--- WHAT IS EXPECTED ---
Locate every line in the items below that contains the word "районного", and copy each of those lines.

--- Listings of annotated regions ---
***

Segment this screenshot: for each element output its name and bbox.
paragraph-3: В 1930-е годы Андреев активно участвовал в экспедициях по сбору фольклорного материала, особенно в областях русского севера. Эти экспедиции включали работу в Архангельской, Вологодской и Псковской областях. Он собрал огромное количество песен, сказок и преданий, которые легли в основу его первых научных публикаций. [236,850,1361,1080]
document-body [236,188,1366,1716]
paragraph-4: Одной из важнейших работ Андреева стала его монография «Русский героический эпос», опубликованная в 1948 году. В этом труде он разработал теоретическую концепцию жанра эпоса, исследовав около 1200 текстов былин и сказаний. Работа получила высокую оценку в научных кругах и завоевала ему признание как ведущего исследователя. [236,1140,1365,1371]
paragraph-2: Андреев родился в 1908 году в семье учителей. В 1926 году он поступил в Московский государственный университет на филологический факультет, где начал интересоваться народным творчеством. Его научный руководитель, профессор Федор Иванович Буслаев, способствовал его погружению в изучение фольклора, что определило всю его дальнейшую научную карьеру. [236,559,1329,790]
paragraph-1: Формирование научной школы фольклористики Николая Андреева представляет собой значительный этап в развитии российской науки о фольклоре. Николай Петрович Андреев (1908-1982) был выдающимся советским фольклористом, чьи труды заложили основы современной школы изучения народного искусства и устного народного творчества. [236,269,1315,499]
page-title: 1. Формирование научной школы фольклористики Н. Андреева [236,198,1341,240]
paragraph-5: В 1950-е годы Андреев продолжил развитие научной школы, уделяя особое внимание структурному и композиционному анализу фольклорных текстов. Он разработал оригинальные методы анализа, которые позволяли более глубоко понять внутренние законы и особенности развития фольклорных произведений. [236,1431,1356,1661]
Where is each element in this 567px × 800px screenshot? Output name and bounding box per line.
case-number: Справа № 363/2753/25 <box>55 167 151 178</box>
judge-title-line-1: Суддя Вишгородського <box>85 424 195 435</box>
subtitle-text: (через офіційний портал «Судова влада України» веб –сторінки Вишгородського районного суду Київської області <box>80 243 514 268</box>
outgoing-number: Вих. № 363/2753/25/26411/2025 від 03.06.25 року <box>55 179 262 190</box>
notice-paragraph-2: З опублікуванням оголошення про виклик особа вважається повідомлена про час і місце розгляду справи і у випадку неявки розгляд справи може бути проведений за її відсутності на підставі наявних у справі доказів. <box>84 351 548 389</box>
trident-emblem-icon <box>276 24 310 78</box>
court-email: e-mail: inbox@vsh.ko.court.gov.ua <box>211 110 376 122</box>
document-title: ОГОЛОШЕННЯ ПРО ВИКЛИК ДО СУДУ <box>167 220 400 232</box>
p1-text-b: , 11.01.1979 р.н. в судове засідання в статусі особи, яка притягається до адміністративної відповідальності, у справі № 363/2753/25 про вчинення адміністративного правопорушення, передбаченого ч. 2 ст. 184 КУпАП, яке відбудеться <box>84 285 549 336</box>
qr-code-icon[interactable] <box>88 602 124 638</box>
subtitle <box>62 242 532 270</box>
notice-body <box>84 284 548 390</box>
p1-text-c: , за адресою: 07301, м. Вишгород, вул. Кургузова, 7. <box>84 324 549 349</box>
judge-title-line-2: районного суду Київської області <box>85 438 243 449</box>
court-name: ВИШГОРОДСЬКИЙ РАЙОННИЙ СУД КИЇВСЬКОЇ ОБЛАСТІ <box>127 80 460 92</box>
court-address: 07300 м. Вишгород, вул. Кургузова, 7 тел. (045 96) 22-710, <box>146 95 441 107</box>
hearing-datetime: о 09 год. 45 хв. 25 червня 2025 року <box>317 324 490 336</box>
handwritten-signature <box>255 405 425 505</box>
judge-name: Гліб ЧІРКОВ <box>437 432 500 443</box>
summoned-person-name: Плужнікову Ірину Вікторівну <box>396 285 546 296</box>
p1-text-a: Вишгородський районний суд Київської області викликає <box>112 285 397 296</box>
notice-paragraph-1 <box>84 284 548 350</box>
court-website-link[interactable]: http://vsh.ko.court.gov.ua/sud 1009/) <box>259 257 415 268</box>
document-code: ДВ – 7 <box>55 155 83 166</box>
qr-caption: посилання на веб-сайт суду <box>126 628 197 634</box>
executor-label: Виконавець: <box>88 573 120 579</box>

***

--- COMPLETE RESPONSE ---
subtitle-text: (через офіційний портал «Судова влада України» веб –сторінки Вишгородського районного суду Київської області <box>80 243 514 268</box>
judge-title-line-2: районного суду Київської області <box>85 438 243 449</box>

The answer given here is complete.